[Collection entries]
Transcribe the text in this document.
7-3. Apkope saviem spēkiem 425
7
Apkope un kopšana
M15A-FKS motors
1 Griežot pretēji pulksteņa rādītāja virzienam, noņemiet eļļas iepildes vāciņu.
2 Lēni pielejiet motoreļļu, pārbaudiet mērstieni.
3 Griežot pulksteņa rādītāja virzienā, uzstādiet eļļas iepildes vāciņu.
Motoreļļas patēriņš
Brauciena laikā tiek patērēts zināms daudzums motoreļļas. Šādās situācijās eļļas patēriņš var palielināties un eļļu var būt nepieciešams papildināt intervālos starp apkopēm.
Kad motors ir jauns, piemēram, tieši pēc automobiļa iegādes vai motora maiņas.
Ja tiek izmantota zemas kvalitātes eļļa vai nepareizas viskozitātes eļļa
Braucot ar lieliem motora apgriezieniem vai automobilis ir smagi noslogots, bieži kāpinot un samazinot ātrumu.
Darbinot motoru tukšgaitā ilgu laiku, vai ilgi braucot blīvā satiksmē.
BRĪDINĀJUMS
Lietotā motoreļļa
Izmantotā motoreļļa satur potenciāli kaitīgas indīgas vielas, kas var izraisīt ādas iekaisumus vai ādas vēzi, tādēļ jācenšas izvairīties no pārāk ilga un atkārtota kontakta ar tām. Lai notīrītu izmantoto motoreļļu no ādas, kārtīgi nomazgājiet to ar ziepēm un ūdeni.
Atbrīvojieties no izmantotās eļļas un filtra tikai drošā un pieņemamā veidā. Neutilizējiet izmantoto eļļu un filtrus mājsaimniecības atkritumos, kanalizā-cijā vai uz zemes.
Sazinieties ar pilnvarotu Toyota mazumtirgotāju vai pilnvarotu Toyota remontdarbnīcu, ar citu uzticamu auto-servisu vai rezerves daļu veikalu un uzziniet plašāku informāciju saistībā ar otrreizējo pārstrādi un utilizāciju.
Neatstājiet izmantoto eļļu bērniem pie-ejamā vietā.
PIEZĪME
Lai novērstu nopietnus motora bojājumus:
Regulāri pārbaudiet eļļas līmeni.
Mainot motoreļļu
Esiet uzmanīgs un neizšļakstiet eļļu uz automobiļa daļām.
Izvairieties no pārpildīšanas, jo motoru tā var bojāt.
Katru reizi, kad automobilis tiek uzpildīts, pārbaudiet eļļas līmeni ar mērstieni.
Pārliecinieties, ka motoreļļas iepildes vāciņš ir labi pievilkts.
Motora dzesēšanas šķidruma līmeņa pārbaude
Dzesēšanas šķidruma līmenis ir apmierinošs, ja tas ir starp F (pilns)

*GIVEN PROBLEM*
Repeat the data precisely, reproducing every entry.

*SOLUTION TO THE PROBLEM*
Transcribe the text in this document.
7-3. Apkope saviem spēkiem 425
7
Apkope un kopšana
M15A-FKS motors
1 Griežot pretēji pulksteņa rādītāja virzienam, noņemiet eļļas iepildes vāciņu.
2 Lēni pielejiet motoreļļu, pārbaudiet mērstieni.
3 Griežot pulksteņa rādītāja virzienā, uzstādiet eļļas iepildes vāciņu.
Motoreļļas patēriņš
Brauciena laikā tiek patērēts zināms daudzums motoreļļas. Šādās situācijās eļļas patēriņš var palielināties un eļļu var būt nepieciešams papildināt intervālos starp apkopēm.
Kad motors ir jauns, piemēram, tieši pēc automobiļa iegādes vai motora maiņas.
Ja tiek izmantota zemas kvalitātes eļļa vai nepareizas viskozitātes eļļa
Braucot ar lieliem motora apgriezieniem vai automobilis ir smagi noslogots, bieži kāpinot un samazinot ātrumu.
Darbinot motoru tukšgaitā ilgu laiku, vai ilgi braucot blīvā satiksmē.
BRĪDINĀJUMS
Lietotā motoreļļa
Izmantotā motoreļļa satur potenciāli kaitīgas indīgas vielas, kas var izraisīt ādas iekaisumus vai ādas vēzi, tādēļ jācenšas izvairīties no pārāk ilga un atkārtota kontakta ar tām. Lai notīrītu izmantoto motoreļļu no ādas, kārtīgi nomazgājiet to ar ziepēm un ūdeni.
Atbrīvojieties no izmantotās eļļas un filtra tikai drošā un pieņemamā veidā. Neutilizējiet izmantoto eļļu un filtrus mājsaimniecības atkritumos, kanalizā-cijā vai uz zemes.
Sazinieties ar pilnvarotu Toyota mazumtirgotāju vai pilnvarotu Toyota remontdarbnīcu, ar citu uzticamu auto-servisu vai rezerves daļu veikalu un uzziniet plašāku informāciju saistībā ar otrreizējo pārstrādi un utilizāciju.
Neatstājiet izmantoto eļļu bērniem pie-ejamā vietā.
PIEZĪME
Lai novērstu nopietnus motora bojājumus:
Regulāri pārbaudiet eļļas līmeni.
Mainot motoreļļu
Esiet uzmanīgs un neizšļakstiet eļļu uz automobiļa daļām.
Izvairieties no pārpildīšanas, jo motoru tā var bojāt.
Katru reizi, kad automobilis tiek uzpildīts, pārbaudiet eļļas līmeni ar mērstieni.
Pārliecinieties, ka motoreļļas iepildes vāciņš ir labi pievilkts.
Motora dzesēšanas šķidruma līmeņa pārbaude
Dzesēšanas šķidruma līmenis ir apmierinošs, ja tas ir starp F (pilns)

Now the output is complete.